WRITTEN REQUEST: Give only the number of lines that hold the word "name".

(Records from a collection of figures)
************

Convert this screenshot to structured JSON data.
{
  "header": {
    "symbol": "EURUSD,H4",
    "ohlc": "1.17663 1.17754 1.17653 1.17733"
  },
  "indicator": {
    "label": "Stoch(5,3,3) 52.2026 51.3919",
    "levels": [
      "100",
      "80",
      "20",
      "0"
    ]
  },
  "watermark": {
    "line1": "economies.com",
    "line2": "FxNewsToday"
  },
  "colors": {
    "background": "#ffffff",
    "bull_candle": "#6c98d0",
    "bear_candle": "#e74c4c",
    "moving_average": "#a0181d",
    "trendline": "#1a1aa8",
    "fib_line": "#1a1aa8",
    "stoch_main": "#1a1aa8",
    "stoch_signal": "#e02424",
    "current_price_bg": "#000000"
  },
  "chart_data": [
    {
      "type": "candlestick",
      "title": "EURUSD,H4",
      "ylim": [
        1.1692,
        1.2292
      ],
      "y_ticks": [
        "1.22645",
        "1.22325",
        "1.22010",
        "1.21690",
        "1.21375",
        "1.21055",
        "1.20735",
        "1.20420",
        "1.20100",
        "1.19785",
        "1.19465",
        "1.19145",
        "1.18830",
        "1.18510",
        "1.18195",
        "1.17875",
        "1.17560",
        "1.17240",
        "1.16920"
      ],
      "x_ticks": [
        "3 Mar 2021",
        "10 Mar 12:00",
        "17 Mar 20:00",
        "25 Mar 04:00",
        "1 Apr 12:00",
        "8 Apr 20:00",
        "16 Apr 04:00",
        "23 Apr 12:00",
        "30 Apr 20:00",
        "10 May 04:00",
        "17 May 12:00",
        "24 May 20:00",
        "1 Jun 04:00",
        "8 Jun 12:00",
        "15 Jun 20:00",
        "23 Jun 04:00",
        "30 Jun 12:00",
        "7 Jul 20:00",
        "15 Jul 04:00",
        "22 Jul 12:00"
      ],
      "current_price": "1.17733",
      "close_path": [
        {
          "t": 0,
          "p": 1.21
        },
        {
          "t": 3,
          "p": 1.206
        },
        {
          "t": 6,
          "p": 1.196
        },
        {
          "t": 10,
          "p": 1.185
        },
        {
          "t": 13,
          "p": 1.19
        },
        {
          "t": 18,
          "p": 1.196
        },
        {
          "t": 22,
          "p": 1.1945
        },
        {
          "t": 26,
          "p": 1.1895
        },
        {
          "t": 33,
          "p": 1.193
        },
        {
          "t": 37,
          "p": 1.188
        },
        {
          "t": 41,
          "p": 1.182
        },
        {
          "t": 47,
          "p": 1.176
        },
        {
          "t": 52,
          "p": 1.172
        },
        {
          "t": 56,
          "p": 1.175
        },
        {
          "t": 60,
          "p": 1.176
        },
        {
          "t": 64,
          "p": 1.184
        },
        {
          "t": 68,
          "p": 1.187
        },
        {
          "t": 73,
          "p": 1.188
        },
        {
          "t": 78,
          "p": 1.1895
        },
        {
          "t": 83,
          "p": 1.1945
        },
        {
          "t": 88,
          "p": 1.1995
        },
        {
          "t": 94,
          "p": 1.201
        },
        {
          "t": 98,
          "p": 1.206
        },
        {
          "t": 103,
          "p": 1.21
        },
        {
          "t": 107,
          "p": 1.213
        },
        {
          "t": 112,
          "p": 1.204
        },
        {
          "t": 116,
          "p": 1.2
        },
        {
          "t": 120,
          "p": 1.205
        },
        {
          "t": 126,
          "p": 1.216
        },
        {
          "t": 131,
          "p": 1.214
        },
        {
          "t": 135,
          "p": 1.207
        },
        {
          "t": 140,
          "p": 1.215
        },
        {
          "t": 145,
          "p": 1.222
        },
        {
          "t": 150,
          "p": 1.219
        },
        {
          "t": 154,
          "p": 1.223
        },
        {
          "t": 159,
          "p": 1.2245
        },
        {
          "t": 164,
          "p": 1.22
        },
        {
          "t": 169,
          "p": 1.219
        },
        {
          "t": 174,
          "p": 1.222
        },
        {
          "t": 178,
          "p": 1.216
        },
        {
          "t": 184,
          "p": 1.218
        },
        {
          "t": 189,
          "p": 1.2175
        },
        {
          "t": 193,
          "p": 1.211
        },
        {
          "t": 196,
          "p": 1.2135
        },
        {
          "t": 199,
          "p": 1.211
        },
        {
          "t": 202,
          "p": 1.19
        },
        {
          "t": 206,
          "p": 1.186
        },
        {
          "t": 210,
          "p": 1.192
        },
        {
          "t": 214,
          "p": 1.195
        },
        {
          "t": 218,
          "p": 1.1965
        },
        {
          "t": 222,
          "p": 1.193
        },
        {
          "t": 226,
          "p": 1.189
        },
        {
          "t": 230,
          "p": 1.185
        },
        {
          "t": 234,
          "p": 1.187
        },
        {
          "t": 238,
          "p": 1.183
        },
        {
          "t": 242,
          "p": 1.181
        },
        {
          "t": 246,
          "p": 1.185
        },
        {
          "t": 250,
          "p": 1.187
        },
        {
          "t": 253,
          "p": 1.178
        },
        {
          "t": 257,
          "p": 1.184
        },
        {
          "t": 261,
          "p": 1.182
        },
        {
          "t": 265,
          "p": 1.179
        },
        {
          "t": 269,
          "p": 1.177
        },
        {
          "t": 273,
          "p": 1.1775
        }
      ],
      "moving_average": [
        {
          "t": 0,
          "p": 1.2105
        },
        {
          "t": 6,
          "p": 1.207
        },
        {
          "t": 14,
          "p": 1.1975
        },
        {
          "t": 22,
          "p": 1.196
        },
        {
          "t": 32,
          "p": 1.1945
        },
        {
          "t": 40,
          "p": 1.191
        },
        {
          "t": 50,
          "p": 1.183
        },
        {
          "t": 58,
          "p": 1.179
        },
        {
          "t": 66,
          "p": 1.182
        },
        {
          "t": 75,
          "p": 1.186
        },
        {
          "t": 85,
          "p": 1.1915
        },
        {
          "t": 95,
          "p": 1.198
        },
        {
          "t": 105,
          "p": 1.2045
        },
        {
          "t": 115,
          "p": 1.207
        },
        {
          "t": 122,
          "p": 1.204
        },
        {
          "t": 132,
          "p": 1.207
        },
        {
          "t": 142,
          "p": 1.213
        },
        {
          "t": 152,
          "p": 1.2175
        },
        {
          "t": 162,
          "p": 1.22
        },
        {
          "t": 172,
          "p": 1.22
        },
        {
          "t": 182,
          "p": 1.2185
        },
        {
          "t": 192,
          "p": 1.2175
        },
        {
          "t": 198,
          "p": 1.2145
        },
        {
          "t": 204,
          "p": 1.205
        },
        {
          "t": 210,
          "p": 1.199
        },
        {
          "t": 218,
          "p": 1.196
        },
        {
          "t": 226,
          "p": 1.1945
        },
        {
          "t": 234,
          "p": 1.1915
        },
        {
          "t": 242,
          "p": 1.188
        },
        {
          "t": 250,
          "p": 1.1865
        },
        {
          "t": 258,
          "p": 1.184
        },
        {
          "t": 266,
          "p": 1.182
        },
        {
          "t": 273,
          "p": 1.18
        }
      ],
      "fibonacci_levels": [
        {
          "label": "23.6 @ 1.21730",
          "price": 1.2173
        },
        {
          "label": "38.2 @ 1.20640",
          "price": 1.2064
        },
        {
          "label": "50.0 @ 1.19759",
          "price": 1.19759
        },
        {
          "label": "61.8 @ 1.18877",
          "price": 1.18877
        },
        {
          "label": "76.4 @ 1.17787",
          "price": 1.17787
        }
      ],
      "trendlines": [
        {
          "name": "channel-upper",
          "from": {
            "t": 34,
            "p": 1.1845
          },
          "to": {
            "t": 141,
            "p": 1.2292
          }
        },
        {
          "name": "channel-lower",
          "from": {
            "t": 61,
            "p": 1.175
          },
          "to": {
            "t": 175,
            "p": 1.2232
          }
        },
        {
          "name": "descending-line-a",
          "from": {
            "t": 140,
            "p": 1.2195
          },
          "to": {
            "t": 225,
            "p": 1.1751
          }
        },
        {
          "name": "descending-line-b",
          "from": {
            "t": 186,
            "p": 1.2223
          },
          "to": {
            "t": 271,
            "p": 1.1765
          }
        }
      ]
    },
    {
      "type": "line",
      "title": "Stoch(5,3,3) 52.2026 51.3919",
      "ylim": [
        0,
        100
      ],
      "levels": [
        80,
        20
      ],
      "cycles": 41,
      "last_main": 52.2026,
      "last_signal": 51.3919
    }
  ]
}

************

TASK RESPONSE: 4